** START Raw records **

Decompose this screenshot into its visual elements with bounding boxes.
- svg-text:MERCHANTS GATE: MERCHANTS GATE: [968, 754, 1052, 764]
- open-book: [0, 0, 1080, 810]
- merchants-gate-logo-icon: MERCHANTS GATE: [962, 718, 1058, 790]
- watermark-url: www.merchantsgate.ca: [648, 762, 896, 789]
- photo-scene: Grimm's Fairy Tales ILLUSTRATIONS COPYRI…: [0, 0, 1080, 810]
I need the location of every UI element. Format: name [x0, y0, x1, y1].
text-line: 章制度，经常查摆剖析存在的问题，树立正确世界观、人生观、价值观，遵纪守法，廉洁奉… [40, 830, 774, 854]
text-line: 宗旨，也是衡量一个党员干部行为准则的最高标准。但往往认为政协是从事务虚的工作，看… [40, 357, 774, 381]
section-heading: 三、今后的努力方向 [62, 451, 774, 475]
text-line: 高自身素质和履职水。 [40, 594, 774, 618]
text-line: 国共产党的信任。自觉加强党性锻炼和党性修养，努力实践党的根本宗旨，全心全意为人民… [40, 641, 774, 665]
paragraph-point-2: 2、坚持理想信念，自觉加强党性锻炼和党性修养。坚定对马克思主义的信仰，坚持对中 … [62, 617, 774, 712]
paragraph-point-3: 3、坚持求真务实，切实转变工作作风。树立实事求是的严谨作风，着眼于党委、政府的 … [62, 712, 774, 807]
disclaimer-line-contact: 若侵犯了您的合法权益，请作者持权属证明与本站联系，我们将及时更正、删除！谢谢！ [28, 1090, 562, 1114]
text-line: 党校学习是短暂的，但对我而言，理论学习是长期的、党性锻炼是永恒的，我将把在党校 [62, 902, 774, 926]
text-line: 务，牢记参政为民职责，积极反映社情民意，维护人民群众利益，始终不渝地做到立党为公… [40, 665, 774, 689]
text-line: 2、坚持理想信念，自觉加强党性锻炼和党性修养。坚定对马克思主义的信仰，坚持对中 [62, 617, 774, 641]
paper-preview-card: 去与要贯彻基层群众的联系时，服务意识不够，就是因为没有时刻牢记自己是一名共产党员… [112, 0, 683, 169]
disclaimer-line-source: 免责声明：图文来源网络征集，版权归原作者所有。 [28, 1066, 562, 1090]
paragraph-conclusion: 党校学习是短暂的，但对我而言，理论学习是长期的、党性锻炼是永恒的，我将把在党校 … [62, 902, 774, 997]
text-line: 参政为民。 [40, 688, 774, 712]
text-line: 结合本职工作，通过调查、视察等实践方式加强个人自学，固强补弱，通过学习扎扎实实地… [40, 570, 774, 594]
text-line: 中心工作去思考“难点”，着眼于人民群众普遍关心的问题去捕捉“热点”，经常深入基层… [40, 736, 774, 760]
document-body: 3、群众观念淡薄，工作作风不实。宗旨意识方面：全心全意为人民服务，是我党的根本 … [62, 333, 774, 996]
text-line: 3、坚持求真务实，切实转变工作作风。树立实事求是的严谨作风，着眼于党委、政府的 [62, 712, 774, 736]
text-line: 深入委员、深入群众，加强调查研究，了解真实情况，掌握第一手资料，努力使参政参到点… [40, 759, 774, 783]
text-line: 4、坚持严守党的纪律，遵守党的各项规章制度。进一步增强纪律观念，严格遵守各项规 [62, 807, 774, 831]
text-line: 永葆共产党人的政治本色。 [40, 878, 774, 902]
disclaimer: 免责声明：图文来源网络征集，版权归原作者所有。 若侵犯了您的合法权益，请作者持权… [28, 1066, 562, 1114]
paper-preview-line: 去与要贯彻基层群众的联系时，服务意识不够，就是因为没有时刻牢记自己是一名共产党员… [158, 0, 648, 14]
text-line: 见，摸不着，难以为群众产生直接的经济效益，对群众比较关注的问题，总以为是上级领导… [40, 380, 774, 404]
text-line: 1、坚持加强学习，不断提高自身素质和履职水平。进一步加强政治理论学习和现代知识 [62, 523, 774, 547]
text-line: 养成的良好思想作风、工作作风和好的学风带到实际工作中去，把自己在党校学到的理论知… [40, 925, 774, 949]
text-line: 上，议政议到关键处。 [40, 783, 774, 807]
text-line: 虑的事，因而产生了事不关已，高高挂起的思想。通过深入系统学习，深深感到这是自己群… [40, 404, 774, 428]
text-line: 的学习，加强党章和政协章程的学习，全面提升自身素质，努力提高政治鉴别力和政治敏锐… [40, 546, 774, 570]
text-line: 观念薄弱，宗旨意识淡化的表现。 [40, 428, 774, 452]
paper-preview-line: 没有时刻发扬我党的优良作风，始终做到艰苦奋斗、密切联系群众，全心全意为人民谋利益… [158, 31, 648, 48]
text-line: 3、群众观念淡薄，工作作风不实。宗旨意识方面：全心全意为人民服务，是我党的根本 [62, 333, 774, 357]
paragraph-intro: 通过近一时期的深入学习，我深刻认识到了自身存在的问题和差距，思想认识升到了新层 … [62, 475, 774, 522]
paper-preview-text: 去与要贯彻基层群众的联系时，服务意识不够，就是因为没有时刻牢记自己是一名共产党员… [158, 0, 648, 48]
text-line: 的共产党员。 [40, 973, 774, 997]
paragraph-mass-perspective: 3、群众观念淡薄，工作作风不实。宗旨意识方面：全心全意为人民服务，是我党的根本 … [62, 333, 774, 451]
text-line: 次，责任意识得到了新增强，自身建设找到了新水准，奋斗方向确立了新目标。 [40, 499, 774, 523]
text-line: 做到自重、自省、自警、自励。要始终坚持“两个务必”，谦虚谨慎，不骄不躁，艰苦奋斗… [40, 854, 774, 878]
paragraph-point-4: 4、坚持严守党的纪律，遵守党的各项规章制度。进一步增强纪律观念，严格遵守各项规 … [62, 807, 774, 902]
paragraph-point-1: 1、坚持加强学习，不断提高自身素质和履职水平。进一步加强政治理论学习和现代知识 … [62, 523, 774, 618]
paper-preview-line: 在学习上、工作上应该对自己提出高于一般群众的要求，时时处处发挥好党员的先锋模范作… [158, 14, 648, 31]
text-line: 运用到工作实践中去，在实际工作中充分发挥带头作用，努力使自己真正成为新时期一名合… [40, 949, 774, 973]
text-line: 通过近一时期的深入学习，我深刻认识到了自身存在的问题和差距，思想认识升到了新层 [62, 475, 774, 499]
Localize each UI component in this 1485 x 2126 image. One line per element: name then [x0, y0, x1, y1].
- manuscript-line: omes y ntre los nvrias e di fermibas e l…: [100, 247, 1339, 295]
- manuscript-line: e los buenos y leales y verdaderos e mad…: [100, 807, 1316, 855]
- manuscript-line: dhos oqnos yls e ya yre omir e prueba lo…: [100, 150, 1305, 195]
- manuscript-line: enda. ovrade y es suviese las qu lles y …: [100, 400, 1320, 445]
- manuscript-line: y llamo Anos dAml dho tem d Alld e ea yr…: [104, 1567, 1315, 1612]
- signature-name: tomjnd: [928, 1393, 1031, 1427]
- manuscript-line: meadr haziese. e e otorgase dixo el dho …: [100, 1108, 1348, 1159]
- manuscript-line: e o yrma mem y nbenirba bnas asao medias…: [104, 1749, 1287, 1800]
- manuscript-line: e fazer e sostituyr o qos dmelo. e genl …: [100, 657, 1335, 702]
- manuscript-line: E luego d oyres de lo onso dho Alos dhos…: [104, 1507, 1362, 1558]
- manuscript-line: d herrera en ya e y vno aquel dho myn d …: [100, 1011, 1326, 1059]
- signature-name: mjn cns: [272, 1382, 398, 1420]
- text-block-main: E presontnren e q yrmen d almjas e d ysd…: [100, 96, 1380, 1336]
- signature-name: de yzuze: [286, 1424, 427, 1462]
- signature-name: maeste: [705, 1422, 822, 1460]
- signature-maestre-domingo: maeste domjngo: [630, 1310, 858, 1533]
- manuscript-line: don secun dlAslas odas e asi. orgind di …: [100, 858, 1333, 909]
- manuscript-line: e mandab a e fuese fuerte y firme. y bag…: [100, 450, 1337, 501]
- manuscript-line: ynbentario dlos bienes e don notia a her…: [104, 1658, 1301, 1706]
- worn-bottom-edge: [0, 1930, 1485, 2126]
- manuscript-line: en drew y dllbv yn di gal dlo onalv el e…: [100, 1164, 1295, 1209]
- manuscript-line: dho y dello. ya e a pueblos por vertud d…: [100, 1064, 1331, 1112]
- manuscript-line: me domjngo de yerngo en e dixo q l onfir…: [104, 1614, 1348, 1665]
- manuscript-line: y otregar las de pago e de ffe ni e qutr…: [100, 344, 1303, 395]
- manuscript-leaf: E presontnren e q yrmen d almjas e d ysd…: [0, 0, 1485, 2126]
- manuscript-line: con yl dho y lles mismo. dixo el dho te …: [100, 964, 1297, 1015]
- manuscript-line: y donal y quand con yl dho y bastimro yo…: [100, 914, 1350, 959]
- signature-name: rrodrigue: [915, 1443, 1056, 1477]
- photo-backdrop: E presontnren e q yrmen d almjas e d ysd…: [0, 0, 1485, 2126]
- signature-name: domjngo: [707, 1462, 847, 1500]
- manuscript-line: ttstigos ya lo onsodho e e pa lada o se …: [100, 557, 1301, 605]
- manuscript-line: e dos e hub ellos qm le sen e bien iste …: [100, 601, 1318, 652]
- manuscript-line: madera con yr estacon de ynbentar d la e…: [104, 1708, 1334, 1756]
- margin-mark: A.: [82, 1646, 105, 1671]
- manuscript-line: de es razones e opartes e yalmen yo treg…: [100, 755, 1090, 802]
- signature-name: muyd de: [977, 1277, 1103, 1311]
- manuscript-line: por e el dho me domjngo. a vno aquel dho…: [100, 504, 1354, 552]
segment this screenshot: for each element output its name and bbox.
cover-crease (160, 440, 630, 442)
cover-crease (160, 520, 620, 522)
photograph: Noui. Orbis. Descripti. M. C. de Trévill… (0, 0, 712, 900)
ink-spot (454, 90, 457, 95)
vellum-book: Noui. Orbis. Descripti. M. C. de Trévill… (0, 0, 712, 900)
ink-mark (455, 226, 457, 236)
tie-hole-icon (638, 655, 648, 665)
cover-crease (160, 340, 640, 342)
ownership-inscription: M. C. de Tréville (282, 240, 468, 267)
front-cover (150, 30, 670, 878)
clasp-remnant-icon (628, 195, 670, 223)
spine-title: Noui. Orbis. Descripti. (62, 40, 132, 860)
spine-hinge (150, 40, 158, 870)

** END Raw records **

> _Task objective_
Copy the items verbatim from the beginning through the line containing "document-body: 3、群众观念淡薄，工作作风不实。宗旨意识方面：全心全意为人民服务，是我党的根本 …", including that line.

> _Solution for this problem_
Decompose this screenshot into its visual elements with bounding boxes.
- svg-text:MERCHANTS GATE: MERCHANTS GATE: [968, 754, 1052, 764]
- open-book: [0, 0, 1080, 810]
- merchants-gate-logo-icon: MERCHANTS GATE: [962, 718, 1058, 790]
- watermark-url: www.merchantsgate.ca: [648, 762, 896, 789]
- photo-scene: Grimm's Fairy Tales ILLUSTRATIONS COPYRI…: [0, 0, 1080, 810]
I need the location of every UI element. Format: name [x0, y0, x1, y1].
text-line: 章制度，经常查摆剖析存在的问题，树立正确世界观、人生观、价值观，遵纪守法，廉洁奉… [40, 830, 774, 854]
text-line: 宗旨，也是衡量一个党员干部行为准则的最高标准。但往往认为政协是从事务虚的工作，看… [40, 357, 774, 381]
section-heading: 三、今后的努力方向 [62, 451, 774, 475]
text-line: 高自身素质和履职水。 [40, 594, 774, 618]
text-line: 国共产党的信任。自觉加强党性锻炼和党性修养，努力实践党的根本宗旨，全心全意为人民… [40, 641, 774, 665]
paragraph-point-2: 2、坚持理想信念，自觉加强党性锻炼和党性修养。坚定对马克思主义的信仰，坚持对中 … [62, 617, 774, 712]
paragraph-point-3: 3、坚持求真务实，切实转变工作作风。树立实事求是的严谨作风，着眼于党委、政府的 … [62, 712, 774, 807]
disclaimer-line-contact: 若侵犯了您的合法权益，请作者持权属证明与本站联系，我们将及时更正、删除！谢谢！ [28, 1090, 562, 1114]
text-line: 党校学习是短暂的，但对我而言，理论学习是长期的、党性锻炼是永恒的，我将把在党校 [62, 902, 774, 926]
text-line: 务，牢记参政为民职责，积极反映社情民意，维护人民群众利益，始终不渝地做到立党为公… [40, 665, 774, 689]
text-line: 2、坚持理想信念，自觉加强党性锻炼和党性修养。坚定对马克思主义的信仰，坚持对中 [62, 617, 774, 641]
paper-preview-card: 去与要贯彻基层群众的联系时，服务意识不够，就是因为没有时刻牢记自己是一名共产党员… [112, 0, 683, 169]
disclaimer-line-source: 免责声明：图文来源网络征集，版权归原作者所有。 [28, 1066, 562, 1090]
paragraph-conclusion: 党校学习是短暂的，但对我而言，理论学习是长期的、党性锻炼是永恒的，我将把在党校 … [62, 902, 774, 997]
text-line: 参政为民。 [40, 688, 774, 712]
text-line: 结合本职工作，通过调查、视察等实践方式加强个人自学，固强补弱，通过学习扎扎实实地… [40, 570, 774, 594]
text-line: 中心工作去思考“难点”，着眼于人民群众普遍关心的问题去捕捉“热点”，经常深入基层… [40, 736, 774, 760]
document-body: 3、群众观念淡薄，工作作风不实。宗旨意识方面：全心全意为人民服务，是我党的根本 … [62, 333, 774, 996]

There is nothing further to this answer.